Source excerpt:

We have also watched as Khanyi Mbau, a socialite and television personality South Africans love, transformed into a paler version of herself before the public’s eyes. In spite of public criticism and outrage, she openly speaks about bleaching her skin amongst other cosmetic surgeries she has gone through in the last few years. This trend also came into international spotlight recently when Blac Chyna, an American reality star, flew to Nigeria to do publicity for a bleaching agent she was a brand ambassador for. Nigeria is regarded as one of the biggest markets for such products, even with global brands like Nivea and Dove positioning themselves in that market as products that give their users ‘fairer skin’ because that’s what the consumers are looking for.
This kind of mainstream showcase of skin bleaching normalises this culture by almost romanticising those who pursue such procedures. There hasn’t been enough critical discussion aimed at uncovering why the people in question and the many who do it secretly still feel so strongly about bleaching. The current conversation around this serves to demonise those who do it, while on the other hand continuing to promote a culture that marginalises darker-skinned people of colour.
There is still a desire for lighter skin because there is lack of diverse representation when it comes to the personalities that come onto our screens, lighter-skinned people seem to gain favour and get more opportunities when it comes to getting the television, modelling and movie roles. Lighter-skinned black people are seen as more acceptable, so they are the ones most likely to be seen spread out on the front covers of popular fashion magazines as celebrities and influencers.

Provided records:
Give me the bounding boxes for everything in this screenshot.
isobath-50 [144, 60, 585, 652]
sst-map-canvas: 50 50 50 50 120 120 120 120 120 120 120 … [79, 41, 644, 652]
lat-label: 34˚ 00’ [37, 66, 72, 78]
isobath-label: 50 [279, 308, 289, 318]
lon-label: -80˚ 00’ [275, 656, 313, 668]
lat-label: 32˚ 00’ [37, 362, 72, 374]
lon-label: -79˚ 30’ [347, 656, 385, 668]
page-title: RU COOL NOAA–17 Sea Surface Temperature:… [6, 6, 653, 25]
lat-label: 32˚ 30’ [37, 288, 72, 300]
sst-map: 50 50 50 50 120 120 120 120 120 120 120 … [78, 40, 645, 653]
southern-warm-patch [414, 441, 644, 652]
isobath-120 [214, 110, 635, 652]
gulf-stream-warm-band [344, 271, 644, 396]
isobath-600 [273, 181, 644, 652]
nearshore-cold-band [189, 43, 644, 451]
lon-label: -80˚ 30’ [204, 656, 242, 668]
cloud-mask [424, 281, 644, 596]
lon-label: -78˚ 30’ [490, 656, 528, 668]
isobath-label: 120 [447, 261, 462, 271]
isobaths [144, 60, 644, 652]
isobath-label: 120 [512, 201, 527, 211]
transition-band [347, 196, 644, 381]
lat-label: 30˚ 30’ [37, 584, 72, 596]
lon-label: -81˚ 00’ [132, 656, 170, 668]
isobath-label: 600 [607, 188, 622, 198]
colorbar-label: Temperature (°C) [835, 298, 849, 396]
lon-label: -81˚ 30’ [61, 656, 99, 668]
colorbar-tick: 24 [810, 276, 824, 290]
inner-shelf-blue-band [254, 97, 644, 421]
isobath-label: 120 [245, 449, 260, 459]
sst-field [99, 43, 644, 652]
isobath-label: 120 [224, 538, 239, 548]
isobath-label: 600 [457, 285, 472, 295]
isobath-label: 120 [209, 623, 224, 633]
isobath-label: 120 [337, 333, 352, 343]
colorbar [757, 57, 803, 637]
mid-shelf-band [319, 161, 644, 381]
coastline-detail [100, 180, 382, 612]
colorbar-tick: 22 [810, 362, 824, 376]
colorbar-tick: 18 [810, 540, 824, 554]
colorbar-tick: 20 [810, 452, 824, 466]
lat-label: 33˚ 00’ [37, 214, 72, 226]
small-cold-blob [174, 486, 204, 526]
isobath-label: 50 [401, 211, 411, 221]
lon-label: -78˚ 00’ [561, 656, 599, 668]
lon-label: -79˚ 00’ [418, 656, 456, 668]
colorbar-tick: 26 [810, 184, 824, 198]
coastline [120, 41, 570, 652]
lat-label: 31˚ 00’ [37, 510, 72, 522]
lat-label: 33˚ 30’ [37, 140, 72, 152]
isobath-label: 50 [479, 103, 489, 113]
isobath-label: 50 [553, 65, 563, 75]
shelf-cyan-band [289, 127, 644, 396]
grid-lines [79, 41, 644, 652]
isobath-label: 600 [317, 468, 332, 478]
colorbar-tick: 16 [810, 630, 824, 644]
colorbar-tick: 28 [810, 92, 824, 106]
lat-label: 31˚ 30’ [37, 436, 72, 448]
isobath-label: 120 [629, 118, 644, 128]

---

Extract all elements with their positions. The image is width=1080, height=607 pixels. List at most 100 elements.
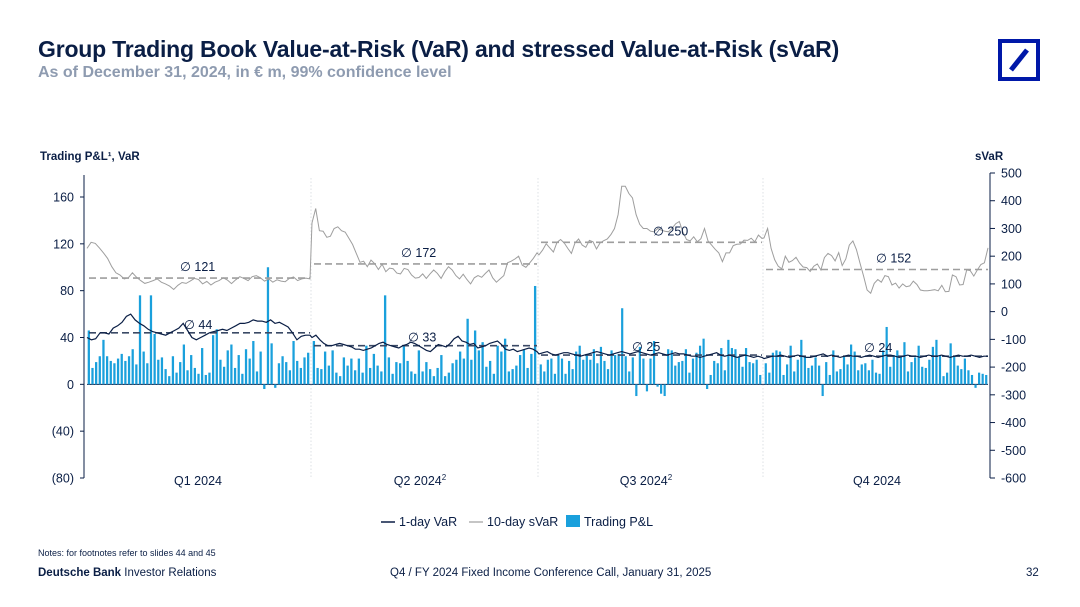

Given instruction A: Does the skin-bleaching text support each of these statements: (i) Khanyi Mbau talks openly about bleaching her skin, (ii) Blac Chyna flew to Ghana to promote a bleaching product, (iii) there has been plenty of critical discussion about why people bleach? Answer yes or no for each, quoting the words of the text that decide it.
Given instruction B: Repeat word for word the part of the skin-bleaching text that opens with the words containing "There is still" and closes with "celebrities and influencers.".
The listing is separate from the skin-bleaching text.

Exercise response A:
(i) Yes: "she openly speaks about bleaching her skin"
(ii) No: "flew to Nigeria to do publicity for a bleaching agent"
(iii) No: "There hasn’t been enough critical discussion"

Exercise response B:
There is still a desire for lighter skin because there is lack of diverse representation when it comes to the personalities that come onto our screens, lighter-skinned people seem to gain favour and get more opportunities when it comes to getting the television, modelling and movie roles. Lighter-skinned black people are seen as more acceptable, so they are the ones most likely to be seen spread out on the front covers of popular fashion magazines as celebrities and influencers.